■ **What is needed**:
Without the images, write out the whole listing exactly.

■ **Records shown**:

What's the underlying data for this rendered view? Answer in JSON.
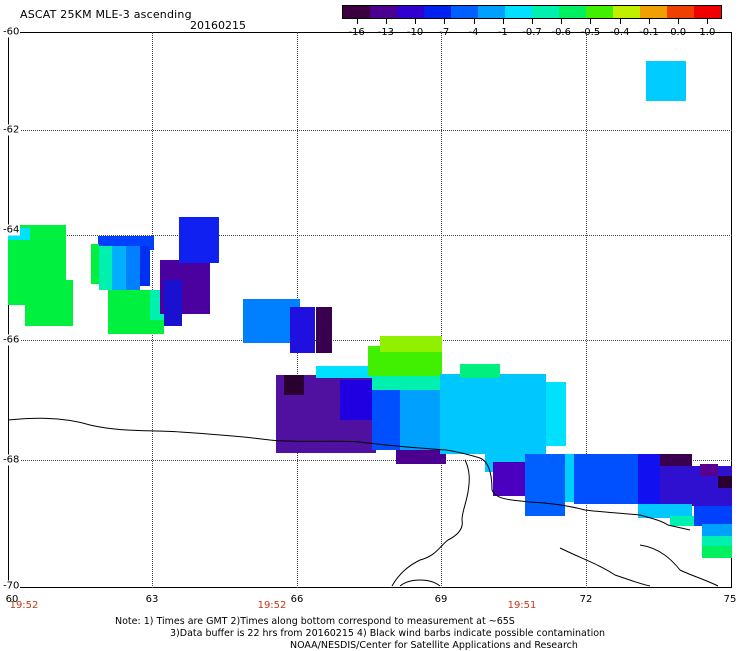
{
  "header": {
    "title": "ASCAT 25KM MLE-3 ascending",
    "date": "20160215"
  },
  "colorbar": {
    "labels": [
      "-16",
      "-13",
      "-10",
      "-7",
      "-4",
      "-1",
      "-0.7",
      "-0.6",
      "-0.5",
      "-0.4",
      "-0.1",
      "0.0",
      "1.0"
    ],
    "colors": [
      "#3a0040",
      "#4b0090",
      "#3000d0",
      "#0020f0",
      "#0060ff",
      "#00a0ff",
      "#00e0ff",
      "#00f0b0",
      "#00f060",
      "#40f000",
      "#c0f000",
      "#f0a000",
      "#f04000",
      "#f00000"
    ]
  },
  "axes": {
    "y_labels": [
      "-60",
      "-62",
      "-64",
      "-66",
      "-68",
      "-70"
    ],
    "x_labels": [
      "60",
      "63",
      "66",
      "69",
      "72",
      "75"
    ],
    "time_labels": [
      "19:52",
      "19:52",
      "19:51"
    ]
  },
  "notes": {
    "line1": "Note: 1) Times are GMT 2)Times along bottom correspond to measurement at ~65S",
    "line2": "3)Data buffer is 22 hrs from 20160215 4) Black wind barbs indicate possible contamination",
    "line3": "NOAA/NESDIS/Center for Satellite Applications and Research"
  }
}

■ **Final result**:
What's the underlying data for this rendered view? Answer in JSON.
{
  "header": {
    "title": "ASCAT 25KM MLE-3 ascending",
    "date": "20160215"
  },
  "colorbar": {
    "labels": [
      "-16",
      "-13",
      "-10",
      "-7",
      "-4",
      "-1",
      "-0.7",
      "-0.6",
      "-0.5",
      "-0.4",
      "-0.1",
      "0.0",
      "1.0"
    ],
    "colors": [
      "#3a0040",
      "#4b0090",
      "#3000d0",
      "#0020f0",
      "#0060ff",
      "#00a0ff",
      "#00e0ff",
      "#00f0b0",
      "#00f060",
      "#40f000",
      "#c0f000",
      "#f0a000",
      "#f04000",
      "#f00000"
    ]
  },
  "axes": {
    "y_labels": [
      "-60",
      "-62",
      "-64",
      "-66",
      "-68",
      "-70"
    ],
    "x_labels": [
      "60",
      "63",
      "66",
      "69",
      "72",
      "75"
    ],
    "time_labels": [
      "19:52",
      "19:52",
      "19:51"
    ]
  },
  "notes": {
    "line1": "Note: 1) Times are GMT 2)Times along bottom correspond to measurement at ~65S",
    "line2": "3)Data buffer is 22 hrs from 20160215 4) Black wind barbs indicate possible contamination",
    "line3": "NOAA/NESDIS/Center for Satellite Applications and Research"
  }
}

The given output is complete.